In the entries below, count each line holding the word "Интернет". Answer with the total alone.

* [DATA EXCERPTS]:

________________________________________

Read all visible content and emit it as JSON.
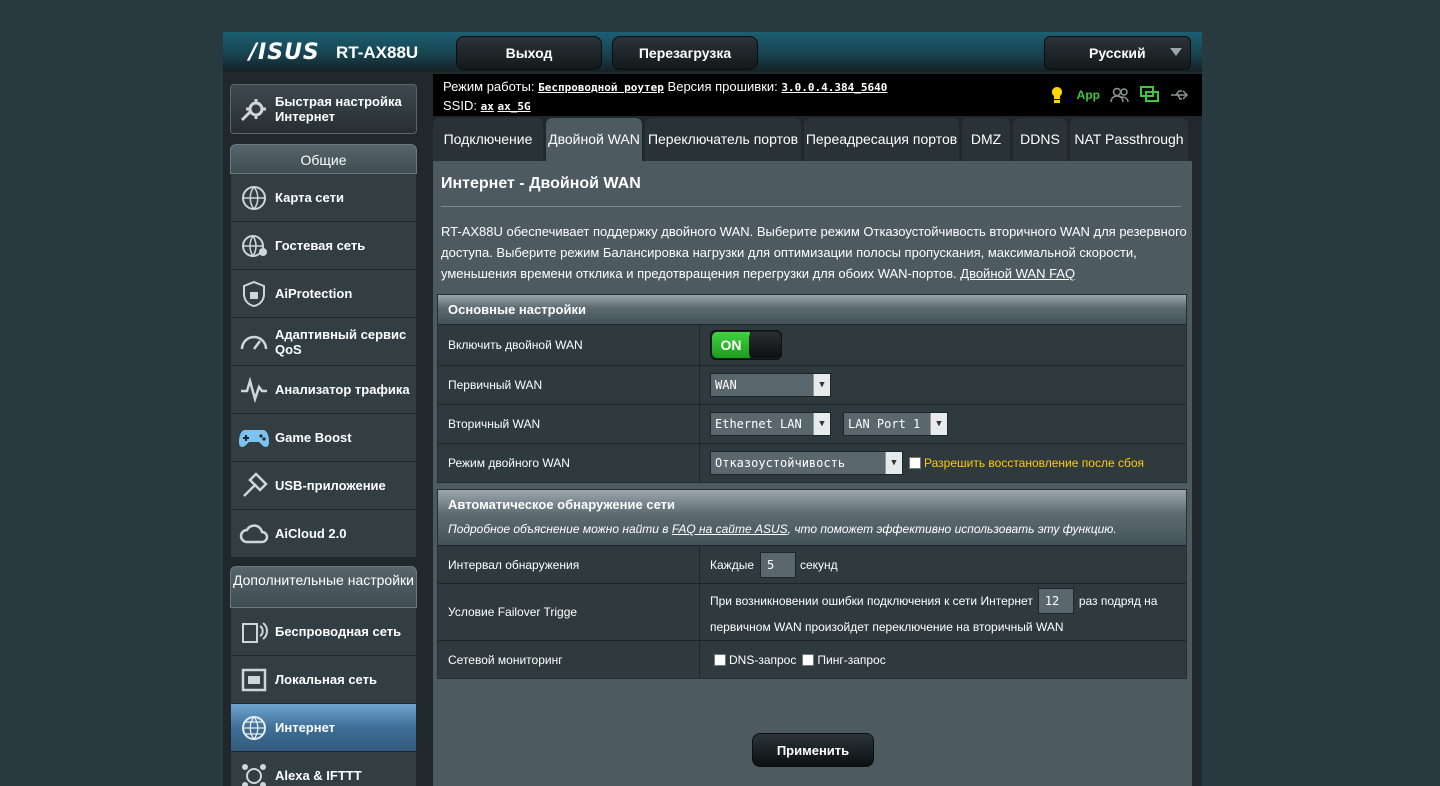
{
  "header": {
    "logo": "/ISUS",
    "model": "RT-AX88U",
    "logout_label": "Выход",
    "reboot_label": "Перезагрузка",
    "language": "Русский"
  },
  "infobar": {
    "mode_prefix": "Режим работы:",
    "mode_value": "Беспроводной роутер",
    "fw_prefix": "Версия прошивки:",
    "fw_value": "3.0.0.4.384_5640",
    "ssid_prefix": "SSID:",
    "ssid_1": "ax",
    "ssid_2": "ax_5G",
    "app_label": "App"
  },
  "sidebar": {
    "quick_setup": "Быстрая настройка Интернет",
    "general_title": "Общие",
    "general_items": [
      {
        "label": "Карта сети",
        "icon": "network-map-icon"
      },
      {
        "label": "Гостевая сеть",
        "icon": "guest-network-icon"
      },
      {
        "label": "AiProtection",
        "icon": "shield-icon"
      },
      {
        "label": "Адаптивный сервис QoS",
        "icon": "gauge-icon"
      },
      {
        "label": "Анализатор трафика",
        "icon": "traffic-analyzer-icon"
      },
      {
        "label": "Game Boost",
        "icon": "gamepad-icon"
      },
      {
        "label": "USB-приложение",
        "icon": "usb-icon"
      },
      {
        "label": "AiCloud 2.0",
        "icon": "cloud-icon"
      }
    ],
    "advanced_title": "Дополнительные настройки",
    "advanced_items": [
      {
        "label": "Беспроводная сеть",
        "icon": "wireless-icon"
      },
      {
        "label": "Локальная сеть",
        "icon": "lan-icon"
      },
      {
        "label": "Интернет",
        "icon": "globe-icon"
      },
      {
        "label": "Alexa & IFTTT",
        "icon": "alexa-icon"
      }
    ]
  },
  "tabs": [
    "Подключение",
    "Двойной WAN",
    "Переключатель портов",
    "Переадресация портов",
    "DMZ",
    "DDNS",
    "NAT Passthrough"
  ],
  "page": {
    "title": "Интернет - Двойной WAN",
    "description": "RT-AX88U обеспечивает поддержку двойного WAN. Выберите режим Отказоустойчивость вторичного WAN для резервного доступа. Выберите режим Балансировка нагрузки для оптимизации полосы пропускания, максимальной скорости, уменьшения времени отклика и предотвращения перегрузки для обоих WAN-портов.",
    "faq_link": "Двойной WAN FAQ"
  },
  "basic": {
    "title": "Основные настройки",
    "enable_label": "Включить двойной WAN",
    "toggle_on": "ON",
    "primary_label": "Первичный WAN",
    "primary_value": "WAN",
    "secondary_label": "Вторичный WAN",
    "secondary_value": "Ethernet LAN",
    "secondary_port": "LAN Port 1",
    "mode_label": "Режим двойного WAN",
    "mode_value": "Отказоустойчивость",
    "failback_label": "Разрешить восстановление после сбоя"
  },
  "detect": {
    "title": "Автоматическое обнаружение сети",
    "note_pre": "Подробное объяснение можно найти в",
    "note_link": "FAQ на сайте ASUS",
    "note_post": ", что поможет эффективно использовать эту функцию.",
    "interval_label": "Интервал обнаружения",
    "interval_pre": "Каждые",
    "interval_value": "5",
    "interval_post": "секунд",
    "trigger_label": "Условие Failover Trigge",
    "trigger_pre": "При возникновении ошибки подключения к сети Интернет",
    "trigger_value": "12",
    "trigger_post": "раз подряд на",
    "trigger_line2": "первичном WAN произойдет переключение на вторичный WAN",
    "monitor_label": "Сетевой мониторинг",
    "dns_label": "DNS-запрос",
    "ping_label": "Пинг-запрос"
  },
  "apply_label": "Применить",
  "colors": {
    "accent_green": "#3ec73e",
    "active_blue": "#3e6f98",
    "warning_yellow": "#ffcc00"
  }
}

________________________________________

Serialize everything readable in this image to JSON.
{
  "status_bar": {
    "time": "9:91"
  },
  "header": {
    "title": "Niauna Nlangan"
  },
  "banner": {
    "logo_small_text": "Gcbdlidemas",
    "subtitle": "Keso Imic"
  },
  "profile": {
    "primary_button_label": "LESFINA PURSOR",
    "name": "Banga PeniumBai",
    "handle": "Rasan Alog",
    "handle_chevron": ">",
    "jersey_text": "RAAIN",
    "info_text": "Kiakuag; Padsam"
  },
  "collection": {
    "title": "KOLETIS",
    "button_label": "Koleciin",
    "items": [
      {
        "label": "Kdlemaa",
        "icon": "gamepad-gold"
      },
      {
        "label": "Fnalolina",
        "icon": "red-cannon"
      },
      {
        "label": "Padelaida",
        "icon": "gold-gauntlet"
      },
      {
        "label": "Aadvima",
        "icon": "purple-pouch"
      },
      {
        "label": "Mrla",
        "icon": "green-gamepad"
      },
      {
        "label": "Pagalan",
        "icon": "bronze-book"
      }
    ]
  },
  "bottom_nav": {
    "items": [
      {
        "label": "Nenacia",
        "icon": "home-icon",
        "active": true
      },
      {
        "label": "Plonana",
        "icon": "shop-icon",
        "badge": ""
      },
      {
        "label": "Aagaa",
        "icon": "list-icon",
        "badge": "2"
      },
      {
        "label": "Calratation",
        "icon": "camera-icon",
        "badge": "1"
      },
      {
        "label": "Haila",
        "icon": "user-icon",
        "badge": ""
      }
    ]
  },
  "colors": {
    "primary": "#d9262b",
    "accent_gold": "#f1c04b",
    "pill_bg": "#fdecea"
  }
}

________________________________________

* [ANSWER TO THIS PROBLEM]: 4